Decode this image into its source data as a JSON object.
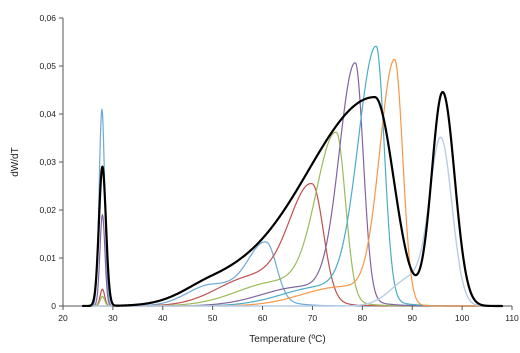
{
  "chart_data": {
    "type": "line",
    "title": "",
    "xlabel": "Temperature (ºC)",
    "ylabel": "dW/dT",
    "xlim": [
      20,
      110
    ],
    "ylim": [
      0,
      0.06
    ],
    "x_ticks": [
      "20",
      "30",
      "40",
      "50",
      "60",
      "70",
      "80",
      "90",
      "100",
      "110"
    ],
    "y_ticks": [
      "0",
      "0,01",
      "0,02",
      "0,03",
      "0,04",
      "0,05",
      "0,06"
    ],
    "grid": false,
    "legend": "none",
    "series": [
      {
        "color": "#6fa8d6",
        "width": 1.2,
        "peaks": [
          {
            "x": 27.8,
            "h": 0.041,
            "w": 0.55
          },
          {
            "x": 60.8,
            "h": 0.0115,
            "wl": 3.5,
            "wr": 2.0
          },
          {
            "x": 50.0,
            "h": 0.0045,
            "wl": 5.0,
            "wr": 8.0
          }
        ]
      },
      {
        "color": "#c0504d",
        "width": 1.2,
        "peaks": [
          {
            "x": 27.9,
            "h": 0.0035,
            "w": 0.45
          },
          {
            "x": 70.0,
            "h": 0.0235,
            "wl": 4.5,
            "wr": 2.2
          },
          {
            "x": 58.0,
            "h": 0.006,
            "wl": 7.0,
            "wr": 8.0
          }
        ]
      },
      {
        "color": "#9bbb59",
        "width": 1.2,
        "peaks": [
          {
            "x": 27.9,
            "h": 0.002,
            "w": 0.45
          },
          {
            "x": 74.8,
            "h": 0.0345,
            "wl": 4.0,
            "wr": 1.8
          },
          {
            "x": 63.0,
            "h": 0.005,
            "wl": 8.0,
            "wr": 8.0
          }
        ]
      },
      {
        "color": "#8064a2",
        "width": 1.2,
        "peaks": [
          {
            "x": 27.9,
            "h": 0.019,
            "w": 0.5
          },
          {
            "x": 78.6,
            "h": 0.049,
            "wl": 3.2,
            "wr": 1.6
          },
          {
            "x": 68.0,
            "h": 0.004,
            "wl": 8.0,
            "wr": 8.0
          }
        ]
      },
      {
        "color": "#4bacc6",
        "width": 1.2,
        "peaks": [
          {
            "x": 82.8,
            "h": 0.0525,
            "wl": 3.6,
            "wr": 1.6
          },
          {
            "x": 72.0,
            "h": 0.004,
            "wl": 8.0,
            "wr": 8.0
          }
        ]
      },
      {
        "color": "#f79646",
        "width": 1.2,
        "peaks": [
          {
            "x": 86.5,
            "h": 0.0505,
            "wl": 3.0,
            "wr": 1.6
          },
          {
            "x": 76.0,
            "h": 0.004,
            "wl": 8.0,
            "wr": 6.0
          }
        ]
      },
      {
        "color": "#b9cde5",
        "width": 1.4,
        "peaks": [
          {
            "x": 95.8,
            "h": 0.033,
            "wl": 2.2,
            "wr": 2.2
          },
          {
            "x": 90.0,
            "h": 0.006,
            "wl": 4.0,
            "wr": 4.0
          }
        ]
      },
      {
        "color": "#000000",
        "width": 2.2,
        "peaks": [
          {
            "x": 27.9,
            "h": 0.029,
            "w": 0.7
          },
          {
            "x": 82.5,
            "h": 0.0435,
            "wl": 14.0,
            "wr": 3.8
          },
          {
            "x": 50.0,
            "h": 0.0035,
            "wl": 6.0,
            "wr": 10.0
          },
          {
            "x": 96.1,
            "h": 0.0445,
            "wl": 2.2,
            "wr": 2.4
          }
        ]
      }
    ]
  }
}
================
→ **TASK GOAL**: Using the material above, retype each entry exactly and omit the pictures.

→ **COMPLETE ANSWER**:
Decode this image into its source data as a JSON object.
{
  "chart_data": {
    "type": "line",
    "title": "",
    "xlabel": "Temperature (ºC)",
    "ylabel": "dW/dT",
    "xlim": [
      20,
      110
    ],
    "ylim": [
      0,
      0.06
    ],
    "x_ticks": [
      "20",
      "30",
      "40",
      "50",
      "60",
      "70",
      "80",
      "90",
      "100",
      "110"
    ],
    "y_ticks": [
      "0",
      "0,01",
      "0,02",
      "0,03",
      "0,04",
      "0,05",
      "0,06"
    ],
    "grid": false,
    "legend": "none",
    "series": [
      {
        "color": "#6fa8d6",
        "width": 1.2,
        "peaks": [
          {
            "x": 27.8,
            "h": 0.041,
            "w": 0.55
          },
          {
            "x": 60.8,
            "h": 0.0115,
            "wl": 3.5,
            "wr": 2.0
          },
          {
            "x": 50.0,
            "h": 0.0045,
            "wl": 5.0,
            "wr": 8.0
          }
        ]
      },
      {
        "color": "#c0504d",
        "width": 1.2,
        "peaks": [
          {
            "x": 27.9,
            "h": 0.0035,
            "w": 0.45
          },
          {
            "x": 70.0,
            "h": 0.0235,
            "wl": 4.5,
            "wr": 2.2
          },
          {
            "x": 58.0,
            "h": 0.006,
            "wl": 7.0,
            "wr": 8.0
          }
        ]
      },
      {
        "color": "#9bbb59",
        "width": 1.2,
        "peaks": [
          {
            "x": 27.9,
            "h": 0.002,
            "w": 0.45
          },
          {
            "x": 74.8,
            "h": 0.0345,
            "wl": 4.0,
            "wr": 1.8
          },
          {
            "x": 63.0,
            "h": 0.005,
            "wl": 8.0,
            "wr": 8.0
          }
        ]
      },
      {
        "color": "#8064a2",
        "width": 1.2,
        "peaks": [
          {
            "x": 27.9,
            "h": 0.019,
            "w": 0.5
          },
          {
            "x": 78.6,
            "h": 0.049,
            "wl": 3.2,
            "wr": 1.6
          },
          {
            "x": 68.0,
            "h": 0.004,
            "wl": 8.0,
            "wr": 8.0
          }
        ]
      },
      {
        "color": "#4bacc6",
        "width": 1.2,
        "peaks": [
          {
            "x": 82.8,
            "h": 0.0525,
            "wl": 3.6,
            "wr": 1.6
          },
          {
            "x": 72.0,
            "h": 0.004,
            "wl": 8.0,
            "wr": 8.0
          }
        ]
      },
      {
        "color": "#f79646",
        "width": 1.2,
        "peaks": [
          {
            "x": 86.5,
            "h": 0.0505,
            "wl": 3.0,
            "wr": 1.6
          },
          {
            "x": 76.0,
            "h": 0.004,
            "wl": 8.0,
            "wr": 6.0
          }
        ]
      },
      {
        "color": "#b9cde5",
        "width": 1.4,
        "peaks": [
          {
            "x": 95.8,
            "h": 0.033,
            "wl": 2.2,
            "wr": 2.2
          },
          {
            "x": 90.0,
            "h": 0.006,
            "wl": 4.0,
            "wr": 4.0
          }
        ]
      },
      {
        "color": "#000000",
        "width": 2.2,
        "peaks": [
          {
            "x": 27.9,
            "h": 0.029,
            "w": 0.7
          },
          {
            "x": 82.5,
            "h": 0.0435,
            "wl": 14.0,
            "wr": 3.8
          },
          {
            "x": 50.0,
            "h": 0.0035,
            "wl": 6.0,
            "wr": 10.0
          },
          {
            "x": 96.1,
            "h": 0.0445,
            "wl": 2.2,
            "wr": 2.4
          }
        ]
      }
    ]
  }
}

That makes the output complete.